PROMPT — Only a number is expected: how many lines in the data below contain the word "Change".

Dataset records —
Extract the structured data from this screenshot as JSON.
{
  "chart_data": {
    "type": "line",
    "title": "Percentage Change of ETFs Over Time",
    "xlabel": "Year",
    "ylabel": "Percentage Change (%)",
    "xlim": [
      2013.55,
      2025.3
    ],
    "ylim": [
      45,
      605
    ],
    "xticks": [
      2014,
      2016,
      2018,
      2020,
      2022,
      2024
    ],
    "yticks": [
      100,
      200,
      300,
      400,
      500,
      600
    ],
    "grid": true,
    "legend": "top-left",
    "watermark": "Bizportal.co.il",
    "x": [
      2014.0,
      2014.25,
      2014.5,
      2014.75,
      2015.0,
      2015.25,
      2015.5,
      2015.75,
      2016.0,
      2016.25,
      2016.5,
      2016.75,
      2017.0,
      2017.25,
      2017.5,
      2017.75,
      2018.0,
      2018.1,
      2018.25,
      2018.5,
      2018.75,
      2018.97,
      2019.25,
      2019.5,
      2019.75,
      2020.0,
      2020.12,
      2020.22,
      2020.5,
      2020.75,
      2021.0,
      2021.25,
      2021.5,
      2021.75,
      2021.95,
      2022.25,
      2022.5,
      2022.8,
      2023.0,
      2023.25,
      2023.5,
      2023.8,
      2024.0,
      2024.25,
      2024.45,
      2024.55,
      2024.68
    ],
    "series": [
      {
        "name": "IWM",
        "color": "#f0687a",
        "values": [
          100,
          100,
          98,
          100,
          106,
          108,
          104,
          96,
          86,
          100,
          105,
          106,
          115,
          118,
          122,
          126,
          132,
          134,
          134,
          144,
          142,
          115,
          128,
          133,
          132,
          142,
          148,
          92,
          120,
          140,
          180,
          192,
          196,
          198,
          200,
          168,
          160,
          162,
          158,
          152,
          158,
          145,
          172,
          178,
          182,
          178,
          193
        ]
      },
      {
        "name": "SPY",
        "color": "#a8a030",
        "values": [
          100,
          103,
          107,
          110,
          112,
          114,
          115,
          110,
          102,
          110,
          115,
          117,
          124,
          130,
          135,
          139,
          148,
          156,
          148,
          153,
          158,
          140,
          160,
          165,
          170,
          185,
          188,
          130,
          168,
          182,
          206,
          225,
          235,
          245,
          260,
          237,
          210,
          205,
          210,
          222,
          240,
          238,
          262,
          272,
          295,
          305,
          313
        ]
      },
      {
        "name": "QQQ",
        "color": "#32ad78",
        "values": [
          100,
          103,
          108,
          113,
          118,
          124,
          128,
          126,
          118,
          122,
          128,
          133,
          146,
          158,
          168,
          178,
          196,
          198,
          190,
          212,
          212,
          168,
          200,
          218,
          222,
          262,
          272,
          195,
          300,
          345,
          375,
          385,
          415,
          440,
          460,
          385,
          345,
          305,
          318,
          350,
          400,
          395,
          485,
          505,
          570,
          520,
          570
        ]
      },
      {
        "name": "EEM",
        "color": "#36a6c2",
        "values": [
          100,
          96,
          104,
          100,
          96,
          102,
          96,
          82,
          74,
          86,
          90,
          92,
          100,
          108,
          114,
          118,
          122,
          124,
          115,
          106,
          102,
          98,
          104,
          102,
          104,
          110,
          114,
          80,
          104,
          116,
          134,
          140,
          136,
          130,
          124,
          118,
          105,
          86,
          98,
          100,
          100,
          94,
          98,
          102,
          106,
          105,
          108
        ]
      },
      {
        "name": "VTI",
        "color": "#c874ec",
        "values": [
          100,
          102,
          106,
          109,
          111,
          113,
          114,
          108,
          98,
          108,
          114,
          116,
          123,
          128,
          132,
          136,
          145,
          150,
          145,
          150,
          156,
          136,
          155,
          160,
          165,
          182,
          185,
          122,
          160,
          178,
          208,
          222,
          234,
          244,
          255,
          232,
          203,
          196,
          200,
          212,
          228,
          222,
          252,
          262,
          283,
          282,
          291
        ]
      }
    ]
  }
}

SOLUTION FOR THIS PROBLEM — 2